-------- DATASET RECORDS --------

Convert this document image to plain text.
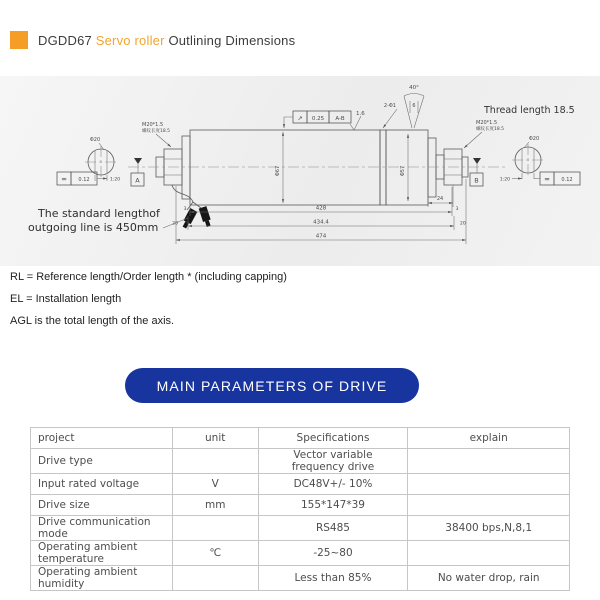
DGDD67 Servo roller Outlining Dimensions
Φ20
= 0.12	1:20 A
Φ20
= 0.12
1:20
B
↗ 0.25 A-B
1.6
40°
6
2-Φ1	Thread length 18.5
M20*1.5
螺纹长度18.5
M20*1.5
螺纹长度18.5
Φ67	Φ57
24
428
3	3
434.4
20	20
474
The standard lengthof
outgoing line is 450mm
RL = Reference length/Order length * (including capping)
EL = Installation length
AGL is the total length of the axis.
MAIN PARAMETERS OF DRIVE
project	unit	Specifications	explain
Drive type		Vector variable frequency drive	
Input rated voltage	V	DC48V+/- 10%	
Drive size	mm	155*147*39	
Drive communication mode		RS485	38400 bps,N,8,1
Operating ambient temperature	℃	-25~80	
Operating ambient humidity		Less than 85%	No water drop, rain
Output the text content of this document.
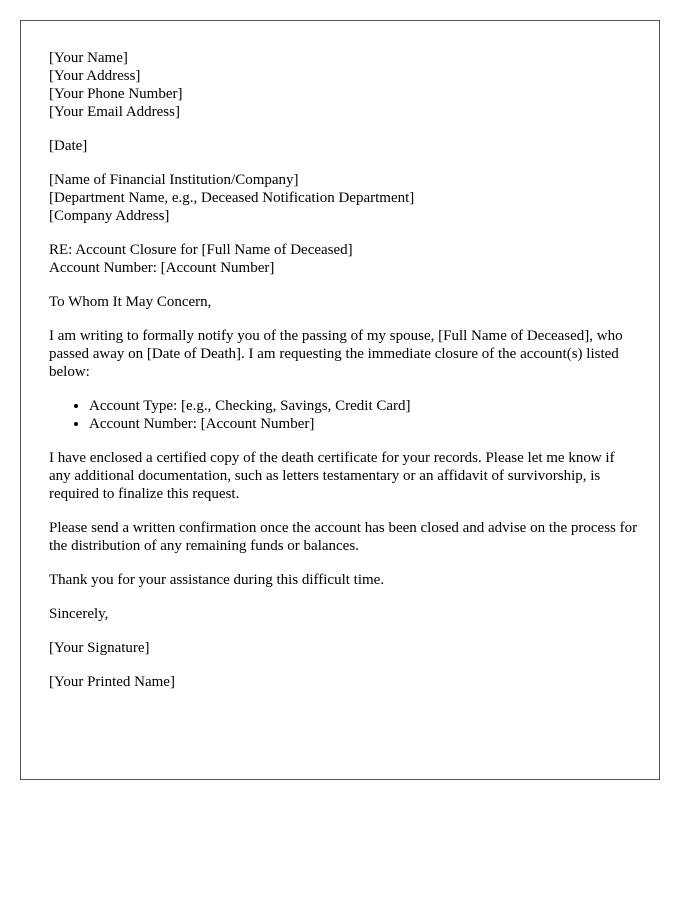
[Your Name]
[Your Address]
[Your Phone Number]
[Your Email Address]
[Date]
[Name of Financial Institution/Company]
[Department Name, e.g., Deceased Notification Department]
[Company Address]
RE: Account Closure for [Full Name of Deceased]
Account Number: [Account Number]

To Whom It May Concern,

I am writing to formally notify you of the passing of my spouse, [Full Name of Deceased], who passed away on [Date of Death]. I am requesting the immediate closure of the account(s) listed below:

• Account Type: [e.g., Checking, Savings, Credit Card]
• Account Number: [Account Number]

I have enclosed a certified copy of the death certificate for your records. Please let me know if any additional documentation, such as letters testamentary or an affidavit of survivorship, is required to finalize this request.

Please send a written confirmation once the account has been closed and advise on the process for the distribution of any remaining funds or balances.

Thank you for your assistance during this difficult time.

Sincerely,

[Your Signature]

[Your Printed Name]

--------
-------- DATASET RECORDS --------

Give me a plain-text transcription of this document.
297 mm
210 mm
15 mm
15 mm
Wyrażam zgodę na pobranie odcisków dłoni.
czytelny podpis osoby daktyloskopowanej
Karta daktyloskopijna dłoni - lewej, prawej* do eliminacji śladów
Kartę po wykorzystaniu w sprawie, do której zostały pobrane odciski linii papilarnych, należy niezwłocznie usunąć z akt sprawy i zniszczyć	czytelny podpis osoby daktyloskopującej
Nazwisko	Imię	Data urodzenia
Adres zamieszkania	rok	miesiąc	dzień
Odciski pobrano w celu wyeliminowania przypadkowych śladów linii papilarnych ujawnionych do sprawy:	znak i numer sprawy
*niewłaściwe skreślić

--------

_GIVEN REQUEST_
Copy every line of the listing that contains the word "Date".

_SOLUTION TO THE PROBLEM_
[Date]
I am writing to formally notify you of the passing of my spouse, [Full Name of Deceased], who passed away on [Date of Death]. I am requesting the immediate closure of the account(s) listed below:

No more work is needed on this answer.